=== Section Start ===

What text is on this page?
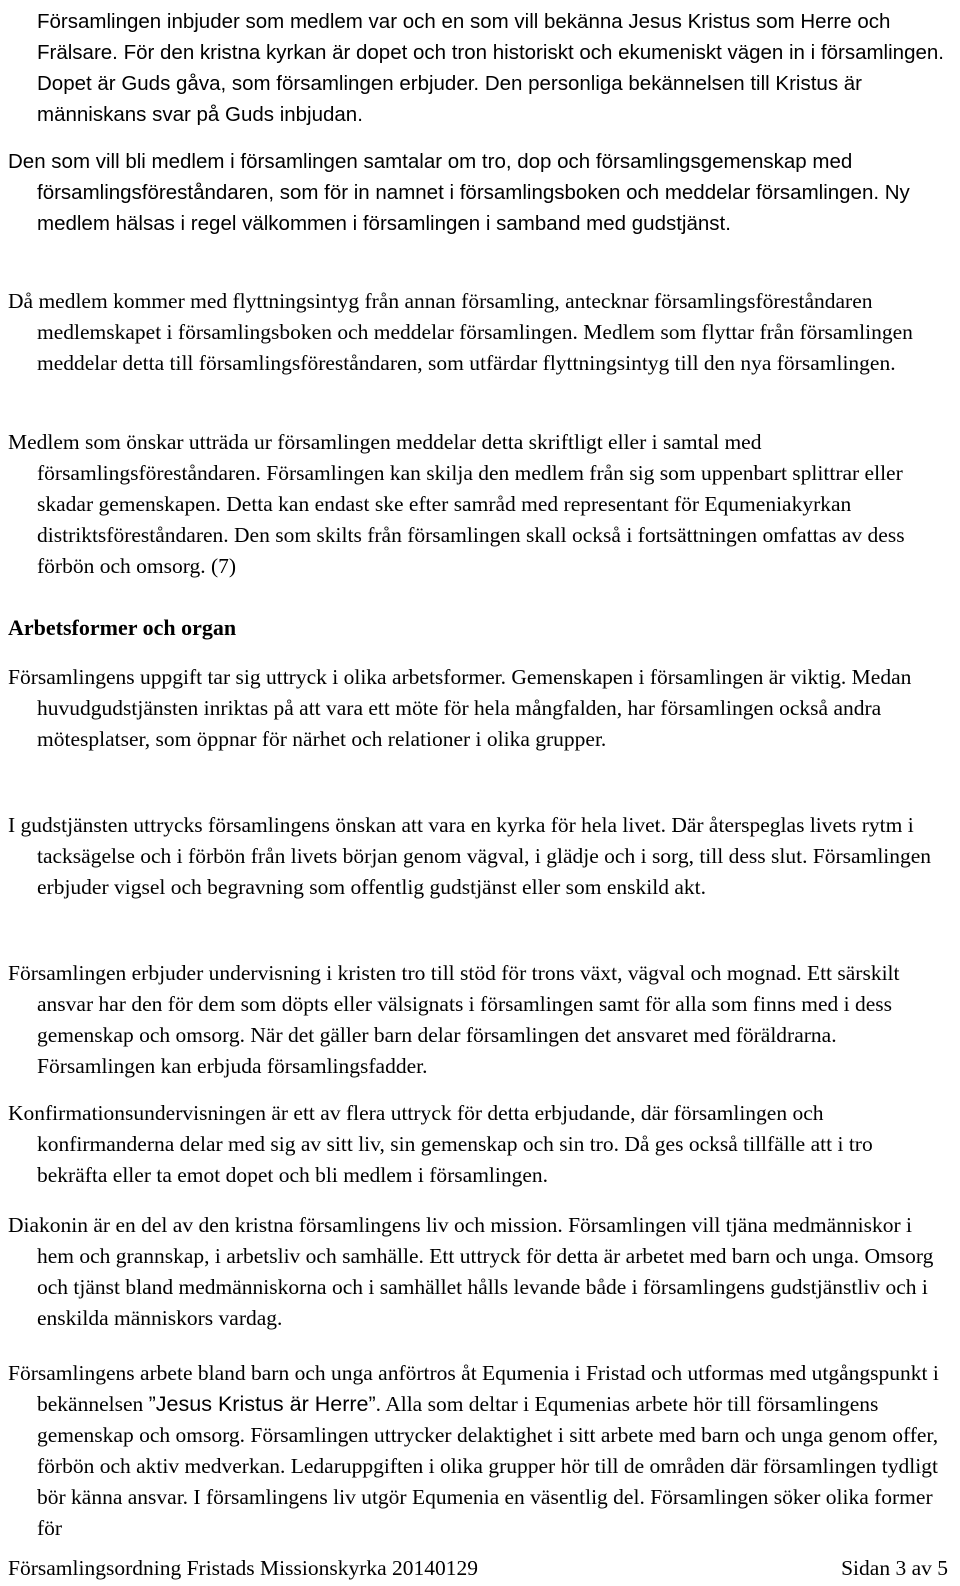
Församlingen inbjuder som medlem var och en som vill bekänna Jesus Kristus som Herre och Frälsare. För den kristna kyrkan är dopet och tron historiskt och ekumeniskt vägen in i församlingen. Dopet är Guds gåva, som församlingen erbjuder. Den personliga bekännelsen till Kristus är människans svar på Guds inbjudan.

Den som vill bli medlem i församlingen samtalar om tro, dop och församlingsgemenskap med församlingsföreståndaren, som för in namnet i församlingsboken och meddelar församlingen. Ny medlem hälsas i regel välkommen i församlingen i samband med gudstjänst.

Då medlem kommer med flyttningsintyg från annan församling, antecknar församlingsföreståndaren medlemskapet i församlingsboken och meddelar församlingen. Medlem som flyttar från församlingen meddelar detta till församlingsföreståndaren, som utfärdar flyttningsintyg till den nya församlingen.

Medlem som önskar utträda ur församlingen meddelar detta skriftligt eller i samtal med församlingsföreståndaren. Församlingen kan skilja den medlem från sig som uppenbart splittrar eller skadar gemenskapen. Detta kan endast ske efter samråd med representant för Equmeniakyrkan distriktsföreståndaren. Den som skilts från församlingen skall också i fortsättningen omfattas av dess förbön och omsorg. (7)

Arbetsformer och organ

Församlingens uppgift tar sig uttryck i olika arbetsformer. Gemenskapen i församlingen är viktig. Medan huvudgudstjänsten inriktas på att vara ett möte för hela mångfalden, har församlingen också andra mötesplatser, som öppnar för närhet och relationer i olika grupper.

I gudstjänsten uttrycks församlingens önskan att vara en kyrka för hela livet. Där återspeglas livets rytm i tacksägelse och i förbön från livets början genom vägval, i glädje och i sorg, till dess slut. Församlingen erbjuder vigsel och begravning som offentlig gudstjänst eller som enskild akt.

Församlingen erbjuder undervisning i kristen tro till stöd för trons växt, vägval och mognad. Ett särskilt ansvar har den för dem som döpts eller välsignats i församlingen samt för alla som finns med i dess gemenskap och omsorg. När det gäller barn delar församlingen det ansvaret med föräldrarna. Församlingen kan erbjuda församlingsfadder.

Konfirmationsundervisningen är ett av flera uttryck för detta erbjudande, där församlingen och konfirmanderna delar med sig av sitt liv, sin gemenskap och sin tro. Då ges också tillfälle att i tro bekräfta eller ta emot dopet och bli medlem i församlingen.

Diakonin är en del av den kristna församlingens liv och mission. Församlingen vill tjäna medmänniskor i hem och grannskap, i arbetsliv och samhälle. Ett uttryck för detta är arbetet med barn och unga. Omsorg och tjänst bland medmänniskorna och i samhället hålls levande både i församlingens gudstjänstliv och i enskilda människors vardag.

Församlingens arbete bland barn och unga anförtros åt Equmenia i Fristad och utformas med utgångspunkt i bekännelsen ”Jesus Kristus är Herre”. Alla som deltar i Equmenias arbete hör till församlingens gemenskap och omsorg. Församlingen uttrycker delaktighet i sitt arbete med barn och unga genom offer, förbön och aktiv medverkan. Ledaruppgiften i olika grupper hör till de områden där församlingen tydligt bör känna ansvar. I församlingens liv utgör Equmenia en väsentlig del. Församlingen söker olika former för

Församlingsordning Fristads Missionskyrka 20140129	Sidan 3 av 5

=== Section End ===

*INSTRUCTIONS TO FOLLOW:* Among the lines above, count those containing the string "olika"; please give the count alone.

*TASK RESPONSE:* 2